Data entries:
════════════════
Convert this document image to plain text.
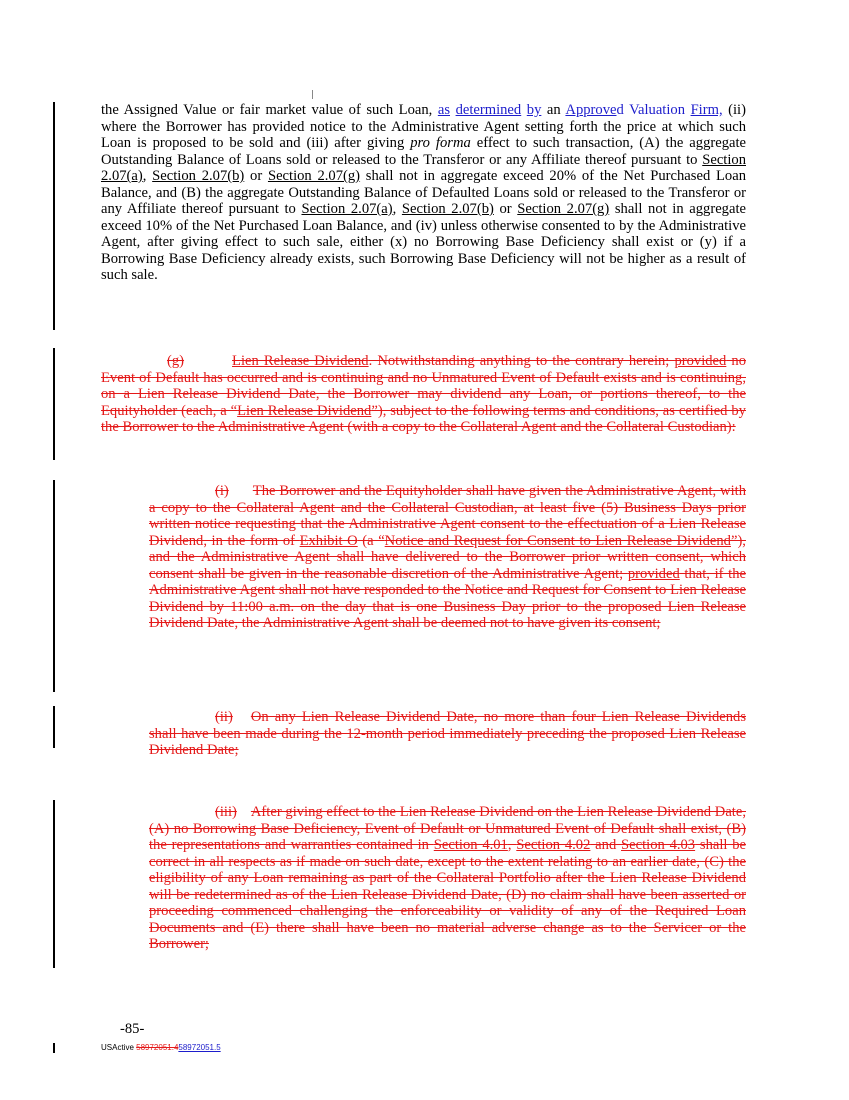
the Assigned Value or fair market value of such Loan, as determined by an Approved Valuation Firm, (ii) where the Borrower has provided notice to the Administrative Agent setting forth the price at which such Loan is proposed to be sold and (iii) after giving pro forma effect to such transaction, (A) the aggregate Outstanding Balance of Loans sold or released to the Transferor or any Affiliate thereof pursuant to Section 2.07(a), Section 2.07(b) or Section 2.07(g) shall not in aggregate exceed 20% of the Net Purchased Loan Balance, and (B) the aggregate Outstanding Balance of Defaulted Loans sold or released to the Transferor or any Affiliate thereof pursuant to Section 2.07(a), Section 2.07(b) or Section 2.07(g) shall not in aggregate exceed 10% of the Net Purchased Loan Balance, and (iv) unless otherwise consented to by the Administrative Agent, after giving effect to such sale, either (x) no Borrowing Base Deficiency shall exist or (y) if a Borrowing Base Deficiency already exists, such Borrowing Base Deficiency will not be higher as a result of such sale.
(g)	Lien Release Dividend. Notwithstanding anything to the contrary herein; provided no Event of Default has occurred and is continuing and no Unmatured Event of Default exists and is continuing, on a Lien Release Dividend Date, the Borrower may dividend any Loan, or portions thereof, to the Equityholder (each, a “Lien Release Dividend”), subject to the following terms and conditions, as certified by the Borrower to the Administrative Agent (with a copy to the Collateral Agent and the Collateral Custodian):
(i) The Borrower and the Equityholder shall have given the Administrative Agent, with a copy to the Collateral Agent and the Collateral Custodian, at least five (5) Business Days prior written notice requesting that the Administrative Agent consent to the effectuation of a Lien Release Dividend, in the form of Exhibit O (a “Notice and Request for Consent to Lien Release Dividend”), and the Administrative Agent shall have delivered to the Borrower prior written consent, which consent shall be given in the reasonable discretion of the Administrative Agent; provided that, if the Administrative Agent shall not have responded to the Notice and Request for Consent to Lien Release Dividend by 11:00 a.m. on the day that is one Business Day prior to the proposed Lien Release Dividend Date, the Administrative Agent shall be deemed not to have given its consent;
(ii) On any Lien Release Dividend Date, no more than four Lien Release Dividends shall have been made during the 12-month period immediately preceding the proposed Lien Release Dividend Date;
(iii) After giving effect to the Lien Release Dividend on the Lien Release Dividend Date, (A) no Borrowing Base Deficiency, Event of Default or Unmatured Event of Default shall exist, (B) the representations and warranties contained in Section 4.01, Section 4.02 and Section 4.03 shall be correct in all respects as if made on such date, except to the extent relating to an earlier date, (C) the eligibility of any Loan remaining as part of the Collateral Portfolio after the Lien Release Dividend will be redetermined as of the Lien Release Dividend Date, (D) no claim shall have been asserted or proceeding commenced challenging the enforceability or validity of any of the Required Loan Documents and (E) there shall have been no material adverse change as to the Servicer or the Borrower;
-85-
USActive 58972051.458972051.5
════════════════
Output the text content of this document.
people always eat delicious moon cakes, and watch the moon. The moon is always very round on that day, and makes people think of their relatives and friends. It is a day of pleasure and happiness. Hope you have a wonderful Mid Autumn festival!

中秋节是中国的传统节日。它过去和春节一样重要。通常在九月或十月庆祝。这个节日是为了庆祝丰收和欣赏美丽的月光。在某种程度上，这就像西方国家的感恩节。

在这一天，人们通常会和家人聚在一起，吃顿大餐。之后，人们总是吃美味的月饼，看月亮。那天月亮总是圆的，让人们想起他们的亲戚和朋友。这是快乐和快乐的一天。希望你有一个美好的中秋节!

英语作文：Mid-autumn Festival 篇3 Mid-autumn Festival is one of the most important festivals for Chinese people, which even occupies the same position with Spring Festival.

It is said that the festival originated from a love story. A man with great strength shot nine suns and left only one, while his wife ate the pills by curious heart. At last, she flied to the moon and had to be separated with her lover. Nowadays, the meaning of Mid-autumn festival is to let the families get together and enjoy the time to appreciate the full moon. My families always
════════════════
• [Exercise goal]:
Go through the records above and copy every line with the word "moon".

• [The output]:
people always eat delicious moon cakes, and watch the moon. The moon is always very round on that day, and makes people think of their relatives and friends. It is a day of pleasure and happiness. Hope you have a wonderful Mid Autumn festival!
It is said that the festival originated from a love story. A man with great strength shot nine suns and left only one, while his wife ate the pills by curious heart. At last, she flied to the moon and had to be separated with her lover. Nowadays, the meaning of Mid-autumn festival is to let the families get together and enjoy the time to appreciate the full moon. My families always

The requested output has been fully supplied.